Dataset entries
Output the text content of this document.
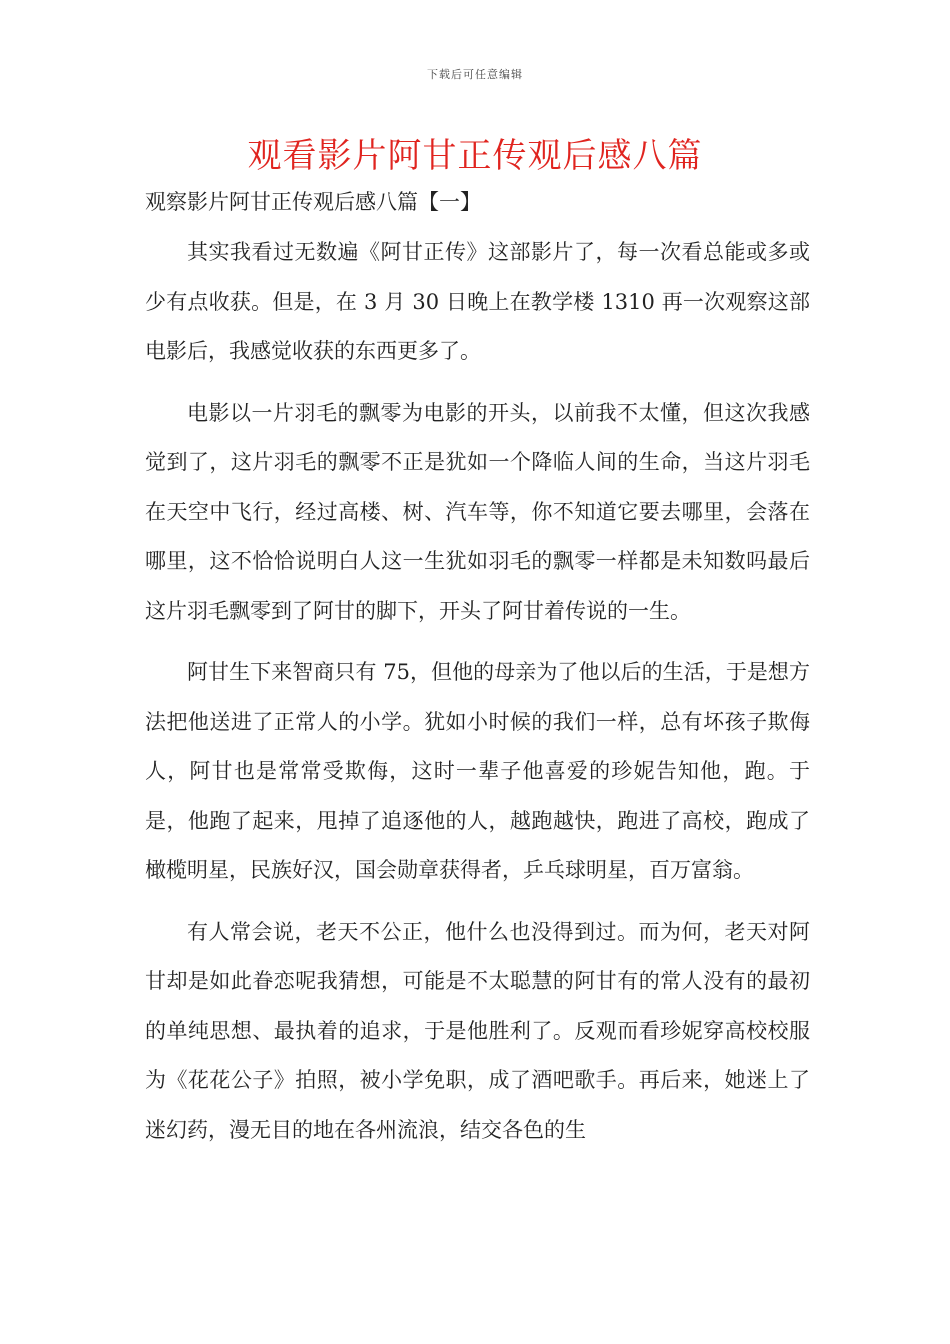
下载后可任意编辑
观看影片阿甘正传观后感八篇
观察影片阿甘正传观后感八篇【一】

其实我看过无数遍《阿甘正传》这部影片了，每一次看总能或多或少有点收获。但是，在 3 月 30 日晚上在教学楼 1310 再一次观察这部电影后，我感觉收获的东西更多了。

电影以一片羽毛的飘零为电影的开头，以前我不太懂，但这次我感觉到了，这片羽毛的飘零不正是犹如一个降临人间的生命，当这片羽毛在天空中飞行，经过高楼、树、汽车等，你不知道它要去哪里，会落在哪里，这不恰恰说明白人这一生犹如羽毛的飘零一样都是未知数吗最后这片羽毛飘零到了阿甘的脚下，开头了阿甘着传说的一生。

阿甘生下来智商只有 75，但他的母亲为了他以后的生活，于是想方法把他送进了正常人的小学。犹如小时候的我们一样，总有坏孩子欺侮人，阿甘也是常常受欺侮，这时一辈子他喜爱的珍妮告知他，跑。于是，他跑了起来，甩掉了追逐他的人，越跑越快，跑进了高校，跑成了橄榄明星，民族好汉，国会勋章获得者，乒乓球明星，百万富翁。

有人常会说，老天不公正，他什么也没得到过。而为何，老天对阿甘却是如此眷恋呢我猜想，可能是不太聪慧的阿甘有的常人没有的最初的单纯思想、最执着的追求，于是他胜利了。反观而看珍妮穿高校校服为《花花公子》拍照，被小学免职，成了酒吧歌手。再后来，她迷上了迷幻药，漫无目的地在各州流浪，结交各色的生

Short task: Return the listing above in full and without alteration, excluding its pictures.

Answer to the problem:
Output the text content of this document.
下载后可任意编辑
观看影片阿甘正传观后感八篇
观察影片阿甘正传观后感八篇【一】

其实我看过无数遍《阿甘正传》这部影片了，每一次看总能或多或少有点收获。但是，在 3 月 30 日晚上在教学楼 1310 再一次观察这部电影后，我感觉收获的东西更多了。

电影以一片羽毛的飘零为电影的开头，以前我不太懂，但这次我感觉到了，这片羽毛的飘零不正是犹如一个降临人间的生命，当这片羽毛在天空中飞行，经过高楼、树、汽车等，你不知道它要去哪里，会落在哪里，这不恰恰说明白人这一生犹如羽毛的飘零一样都是未知数吗最后这片羽毛飘零到了阿甘的脚下，开头了阿甘着传说的一生。

阿甘生下来智商只有 75，但他的母亲为了他以后的生活，于是想方法把他送进了正常人的小学。犹如小时候的我们一样，总有坏孩子欺侮人，阿甘也是常常受欺侮，这时一辈子他喜爱的珍妮告知他，跑。于是，他跑了起来，甩掉了追逐他的人，越跑越快，跑进了高校，跑成了橄榄明星，民族好汉，国会勋章获得者，乒乓球明星，百万富翁。

有人常会说，老天不公正，他什么也没得到过。而为何，老天对阿甘却是如此眷恋呢我猜想，可能是不太聪慧的阿甘有的常人没有的最初的单纯思想、最执着的追求，于是他胜利了。反观而看珍妮穿高校校服为《花花公子》拍照，被小学免职，成了酒吧歌手。再后来，她迷上了迷幻药，漫无目的地在各州流浪，结交各色的生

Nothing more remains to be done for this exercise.